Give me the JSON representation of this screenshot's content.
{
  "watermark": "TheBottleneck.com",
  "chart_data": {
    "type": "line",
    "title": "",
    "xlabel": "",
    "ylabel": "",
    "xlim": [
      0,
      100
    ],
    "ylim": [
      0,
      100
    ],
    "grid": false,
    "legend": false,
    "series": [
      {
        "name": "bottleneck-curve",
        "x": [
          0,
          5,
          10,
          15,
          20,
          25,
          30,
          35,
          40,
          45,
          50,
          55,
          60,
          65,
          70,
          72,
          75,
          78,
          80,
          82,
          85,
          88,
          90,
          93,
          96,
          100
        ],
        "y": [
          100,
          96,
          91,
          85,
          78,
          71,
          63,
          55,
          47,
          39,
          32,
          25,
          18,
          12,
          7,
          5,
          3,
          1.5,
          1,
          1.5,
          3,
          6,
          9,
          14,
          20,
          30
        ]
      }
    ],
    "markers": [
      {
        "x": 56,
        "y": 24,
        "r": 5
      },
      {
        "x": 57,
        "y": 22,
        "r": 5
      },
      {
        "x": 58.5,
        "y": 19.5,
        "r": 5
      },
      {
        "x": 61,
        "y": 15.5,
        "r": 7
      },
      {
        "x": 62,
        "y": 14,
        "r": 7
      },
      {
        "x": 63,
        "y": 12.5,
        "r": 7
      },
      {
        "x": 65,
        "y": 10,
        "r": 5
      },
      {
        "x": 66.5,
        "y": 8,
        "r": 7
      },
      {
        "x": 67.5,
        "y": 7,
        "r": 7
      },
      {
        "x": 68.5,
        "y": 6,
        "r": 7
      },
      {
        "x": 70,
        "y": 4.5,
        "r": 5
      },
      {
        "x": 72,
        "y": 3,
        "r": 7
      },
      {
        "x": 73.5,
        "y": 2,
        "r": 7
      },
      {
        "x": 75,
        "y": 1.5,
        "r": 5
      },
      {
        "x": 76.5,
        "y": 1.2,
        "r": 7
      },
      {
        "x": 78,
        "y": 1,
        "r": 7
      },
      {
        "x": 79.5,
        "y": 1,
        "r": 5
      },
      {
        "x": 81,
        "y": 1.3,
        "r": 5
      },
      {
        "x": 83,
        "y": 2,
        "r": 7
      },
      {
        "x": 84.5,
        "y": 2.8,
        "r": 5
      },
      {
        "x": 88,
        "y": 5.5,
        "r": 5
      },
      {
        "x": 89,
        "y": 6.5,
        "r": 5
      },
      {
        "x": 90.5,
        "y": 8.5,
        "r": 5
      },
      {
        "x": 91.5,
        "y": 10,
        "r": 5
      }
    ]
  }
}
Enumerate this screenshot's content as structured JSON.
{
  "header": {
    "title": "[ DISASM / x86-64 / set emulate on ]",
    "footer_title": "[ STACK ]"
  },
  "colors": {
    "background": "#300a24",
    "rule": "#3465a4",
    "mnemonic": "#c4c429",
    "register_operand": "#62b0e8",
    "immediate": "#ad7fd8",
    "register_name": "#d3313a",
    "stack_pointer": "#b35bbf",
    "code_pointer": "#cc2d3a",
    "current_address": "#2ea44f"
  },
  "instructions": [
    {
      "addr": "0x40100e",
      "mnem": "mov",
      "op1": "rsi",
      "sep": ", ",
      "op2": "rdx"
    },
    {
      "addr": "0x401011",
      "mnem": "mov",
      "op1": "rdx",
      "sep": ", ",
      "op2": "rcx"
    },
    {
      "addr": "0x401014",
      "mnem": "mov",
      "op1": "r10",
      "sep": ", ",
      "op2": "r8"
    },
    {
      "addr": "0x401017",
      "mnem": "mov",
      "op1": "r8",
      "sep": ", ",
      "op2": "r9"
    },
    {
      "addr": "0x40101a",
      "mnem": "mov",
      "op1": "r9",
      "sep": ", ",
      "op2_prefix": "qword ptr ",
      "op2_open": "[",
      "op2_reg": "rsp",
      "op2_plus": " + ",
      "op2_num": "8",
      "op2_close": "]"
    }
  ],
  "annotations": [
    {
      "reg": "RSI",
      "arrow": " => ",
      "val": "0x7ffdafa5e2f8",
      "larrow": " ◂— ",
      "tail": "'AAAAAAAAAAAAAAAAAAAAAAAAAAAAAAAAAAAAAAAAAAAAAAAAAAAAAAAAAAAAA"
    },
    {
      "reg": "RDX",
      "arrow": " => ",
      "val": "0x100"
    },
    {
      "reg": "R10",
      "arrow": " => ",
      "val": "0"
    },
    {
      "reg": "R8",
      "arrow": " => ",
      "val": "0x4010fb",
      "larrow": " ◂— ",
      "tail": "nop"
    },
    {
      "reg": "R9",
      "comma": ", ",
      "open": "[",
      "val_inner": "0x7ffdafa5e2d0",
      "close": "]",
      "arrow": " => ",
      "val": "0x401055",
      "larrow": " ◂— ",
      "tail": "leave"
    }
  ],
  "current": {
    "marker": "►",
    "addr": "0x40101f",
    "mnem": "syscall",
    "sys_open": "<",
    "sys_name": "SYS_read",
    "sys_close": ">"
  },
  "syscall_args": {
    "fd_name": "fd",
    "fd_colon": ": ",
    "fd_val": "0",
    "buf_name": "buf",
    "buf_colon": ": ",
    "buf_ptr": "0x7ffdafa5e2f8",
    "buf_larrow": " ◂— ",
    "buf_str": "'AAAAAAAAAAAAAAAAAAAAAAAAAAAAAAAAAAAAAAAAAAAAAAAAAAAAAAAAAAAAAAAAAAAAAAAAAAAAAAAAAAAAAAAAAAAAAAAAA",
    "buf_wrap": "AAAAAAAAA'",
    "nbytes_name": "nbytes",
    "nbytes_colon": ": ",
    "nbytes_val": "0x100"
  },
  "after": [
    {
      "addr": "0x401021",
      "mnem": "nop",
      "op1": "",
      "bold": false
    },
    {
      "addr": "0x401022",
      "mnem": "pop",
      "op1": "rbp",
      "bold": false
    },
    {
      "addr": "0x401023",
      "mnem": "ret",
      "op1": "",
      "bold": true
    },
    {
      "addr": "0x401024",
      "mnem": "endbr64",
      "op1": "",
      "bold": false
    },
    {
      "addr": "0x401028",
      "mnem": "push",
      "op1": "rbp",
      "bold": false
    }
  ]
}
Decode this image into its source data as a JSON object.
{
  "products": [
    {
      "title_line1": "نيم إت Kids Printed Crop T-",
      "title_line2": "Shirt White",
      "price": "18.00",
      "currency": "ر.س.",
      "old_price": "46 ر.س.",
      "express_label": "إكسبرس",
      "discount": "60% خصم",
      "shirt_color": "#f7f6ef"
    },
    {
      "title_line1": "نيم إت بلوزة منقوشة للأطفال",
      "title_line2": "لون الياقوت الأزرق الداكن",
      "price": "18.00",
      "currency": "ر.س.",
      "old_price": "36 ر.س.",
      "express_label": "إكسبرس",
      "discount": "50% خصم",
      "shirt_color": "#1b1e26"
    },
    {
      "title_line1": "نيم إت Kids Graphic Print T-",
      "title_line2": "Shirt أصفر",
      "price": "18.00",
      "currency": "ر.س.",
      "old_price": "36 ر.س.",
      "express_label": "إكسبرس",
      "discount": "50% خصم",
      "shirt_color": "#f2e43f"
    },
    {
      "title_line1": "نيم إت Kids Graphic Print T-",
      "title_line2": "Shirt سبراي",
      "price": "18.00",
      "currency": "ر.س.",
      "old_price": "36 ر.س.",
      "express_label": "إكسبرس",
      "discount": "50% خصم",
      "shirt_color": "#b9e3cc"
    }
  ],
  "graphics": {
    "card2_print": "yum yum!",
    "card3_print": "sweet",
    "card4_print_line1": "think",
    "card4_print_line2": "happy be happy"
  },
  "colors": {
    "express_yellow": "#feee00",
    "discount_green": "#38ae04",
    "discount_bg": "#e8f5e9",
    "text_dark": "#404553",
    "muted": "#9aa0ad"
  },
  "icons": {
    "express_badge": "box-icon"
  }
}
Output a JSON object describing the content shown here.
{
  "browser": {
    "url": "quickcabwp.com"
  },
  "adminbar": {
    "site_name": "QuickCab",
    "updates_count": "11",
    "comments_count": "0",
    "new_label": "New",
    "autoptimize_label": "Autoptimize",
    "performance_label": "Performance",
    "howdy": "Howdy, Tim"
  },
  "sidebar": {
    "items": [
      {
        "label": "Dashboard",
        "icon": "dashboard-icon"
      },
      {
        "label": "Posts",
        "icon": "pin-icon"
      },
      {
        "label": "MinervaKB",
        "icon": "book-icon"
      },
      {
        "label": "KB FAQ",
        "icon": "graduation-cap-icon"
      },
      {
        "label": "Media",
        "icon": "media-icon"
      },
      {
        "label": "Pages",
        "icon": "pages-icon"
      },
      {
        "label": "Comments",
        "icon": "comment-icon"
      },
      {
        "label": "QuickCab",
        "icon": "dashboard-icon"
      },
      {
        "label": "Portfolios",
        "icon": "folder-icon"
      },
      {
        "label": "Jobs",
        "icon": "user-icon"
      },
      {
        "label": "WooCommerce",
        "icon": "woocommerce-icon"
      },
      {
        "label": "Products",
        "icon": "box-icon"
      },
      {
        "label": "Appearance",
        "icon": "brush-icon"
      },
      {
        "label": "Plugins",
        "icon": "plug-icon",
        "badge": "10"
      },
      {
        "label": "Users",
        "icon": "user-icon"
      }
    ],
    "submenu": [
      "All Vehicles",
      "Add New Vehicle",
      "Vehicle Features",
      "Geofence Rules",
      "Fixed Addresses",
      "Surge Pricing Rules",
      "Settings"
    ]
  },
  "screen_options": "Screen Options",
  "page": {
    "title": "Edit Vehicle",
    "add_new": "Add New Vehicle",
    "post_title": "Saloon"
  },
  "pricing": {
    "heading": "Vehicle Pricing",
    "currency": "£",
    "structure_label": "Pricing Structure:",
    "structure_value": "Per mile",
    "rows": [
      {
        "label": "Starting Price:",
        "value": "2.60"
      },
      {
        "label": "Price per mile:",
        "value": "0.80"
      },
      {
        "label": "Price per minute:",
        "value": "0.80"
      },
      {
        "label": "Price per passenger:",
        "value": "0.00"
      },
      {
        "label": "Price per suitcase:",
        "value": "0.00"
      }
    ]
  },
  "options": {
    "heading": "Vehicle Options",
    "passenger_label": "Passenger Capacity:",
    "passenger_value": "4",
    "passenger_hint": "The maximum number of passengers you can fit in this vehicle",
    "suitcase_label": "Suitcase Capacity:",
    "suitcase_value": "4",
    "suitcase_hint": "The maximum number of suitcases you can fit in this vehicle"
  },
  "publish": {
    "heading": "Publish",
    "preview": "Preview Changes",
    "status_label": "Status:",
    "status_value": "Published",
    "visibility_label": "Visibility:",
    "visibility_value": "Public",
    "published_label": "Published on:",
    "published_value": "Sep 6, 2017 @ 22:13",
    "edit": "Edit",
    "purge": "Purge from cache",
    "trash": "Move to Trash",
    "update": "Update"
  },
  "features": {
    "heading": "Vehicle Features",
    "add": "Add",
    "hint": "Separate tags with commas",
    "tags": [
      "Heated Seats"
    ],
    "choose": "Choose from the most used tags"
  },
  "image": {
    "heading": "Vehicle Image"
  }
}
· · · ·
## SET TASK
In the entries above, count each line holding "mile" and report the total and nothing more.

## RESULT OF THIS EXERCISE
2